Data for processing:
%%

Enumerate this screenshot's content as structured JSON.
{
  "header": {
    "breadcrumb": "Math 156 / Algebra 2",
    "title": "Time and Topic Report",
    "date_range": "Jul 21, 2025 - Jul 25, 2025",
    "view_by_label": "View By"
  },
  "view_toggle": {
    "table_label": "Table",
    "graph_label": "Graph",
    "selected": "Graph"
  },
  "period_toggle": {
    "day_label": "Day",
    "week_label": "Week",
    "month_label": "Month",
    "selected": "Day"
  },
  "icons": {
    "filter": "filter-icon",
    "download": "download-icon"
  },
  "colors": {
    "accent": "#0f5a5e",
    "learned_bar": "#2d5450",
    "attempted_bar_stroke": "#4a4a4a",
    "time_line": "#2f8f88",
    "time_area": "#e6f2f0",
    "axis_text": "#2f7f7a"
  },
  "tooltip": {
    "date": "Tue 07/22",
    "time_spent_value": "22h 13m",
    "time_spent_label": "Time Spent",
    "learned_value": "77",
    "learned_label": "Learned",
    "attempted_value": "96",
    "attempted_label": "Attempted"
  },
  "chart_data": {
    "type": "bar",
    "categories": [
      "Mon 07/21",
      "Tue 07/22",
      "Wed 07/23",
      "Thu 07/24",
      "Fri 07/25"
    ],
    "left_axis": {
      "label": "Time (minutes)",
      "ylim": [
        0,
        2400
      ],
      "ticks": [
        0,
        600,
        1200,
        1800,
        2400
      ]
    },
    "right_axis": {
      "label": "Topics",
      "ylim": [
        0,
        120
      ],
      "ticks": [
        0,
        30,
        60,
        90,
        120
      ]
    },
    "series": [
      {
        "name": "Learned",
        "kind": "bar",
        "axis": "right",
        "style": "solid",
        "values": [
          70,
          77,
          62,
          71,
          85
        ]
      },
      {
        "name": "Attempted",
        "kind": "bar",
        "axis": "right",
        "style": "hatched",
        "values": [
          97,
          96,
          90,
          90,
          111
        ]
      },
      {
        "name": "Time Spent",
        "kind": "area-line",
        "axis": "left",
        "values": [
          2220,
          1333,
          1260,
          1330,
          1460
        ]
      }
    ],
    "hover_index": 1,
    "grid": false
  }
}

%%

Task description:
Word for word, extract all the records.

Task result:
Enumerate this screenshot's content as structured JSON.
{
  "header": {
    "breadcrumb": "Math 156 / Algebra 2",
    "title": "Time and Topic Report",
    "date_range": "Jul 21, 2025 - Jul 25, 2025",
    "view_by_label": "View By"
  },
  "view_toggle": {
    "table_label": "Table",
    "graph_label": "Graph",
    "selected": "Graph"
  },
  "period_toggle": {
    "day_label": "Day",
    "week_label": "Week",
    "month_label": "Month",
    "selected": "Day"
  },
  "icons": {
    "filter": "filter-icon",
    "download": "download-icon"
  },
  "colors": {
    "accent": "#0f5a5e",
    "learned_bar": "#2d5450",
    "attempted_bar_stroke": "#4a4a4a",
    "time_line": "#2f8f88",
    "time_area": "#e6f2f0",
    "axis_text": "#2f7f7a"
  },
  "tooltip": {
    "date": "Tue 07/22",
    "time_spent_value": "22h 13m",
    "time_spent_label": "Time Spent",
    "learned_value": "77",
    "learned_label": "Learned",
    "attempted_value": "96",
    "attempted_label": "Attempted"
  },
  "chart_data": {
    "type": "bar",
    "categories": [
      "Mon 07/21",
      "Tue 07/22",
      "Wed 07/23",
      "Thu 07/24",
      "Fri 07/25"
    ],
    "left_axis": {
      "label": "Time (minutes)",
      "ylim": [
        0,
        2400
      ],
      "ticks": [
        0,
        600,
        1200,
        1800,
        2400
      ]
    },
    "right_axis": {
      "label": "Topics",
      "ylim": [
        0,
        120
      ],
      "ticks": [
        0,
        30,
        60,
        90,
        120
      ]
    },
    "series": [
      {
        "name": "Learned",
        "kind": "bar",
        "axis": "right",
        "style": "solid",
        "values": [
          70,
          77,
          62,
          71,
          85
        ]
      },
      {
        "name": "Attempted",
        "kind": "bar",
        "axis": "right",
        "style": "hatched",
        "values": [
          97,
          96,
          90,
          90,
          111
        ]
      },
      {
        "name": "Time Spent",
        "kind": "area-line",
        "axis": "left",
        "values": [
          2220,
          1333,
          1260,
          1330,
          1460
        ]
      }
    ],
    "hover_index": 1,
    "grid": false
  }
}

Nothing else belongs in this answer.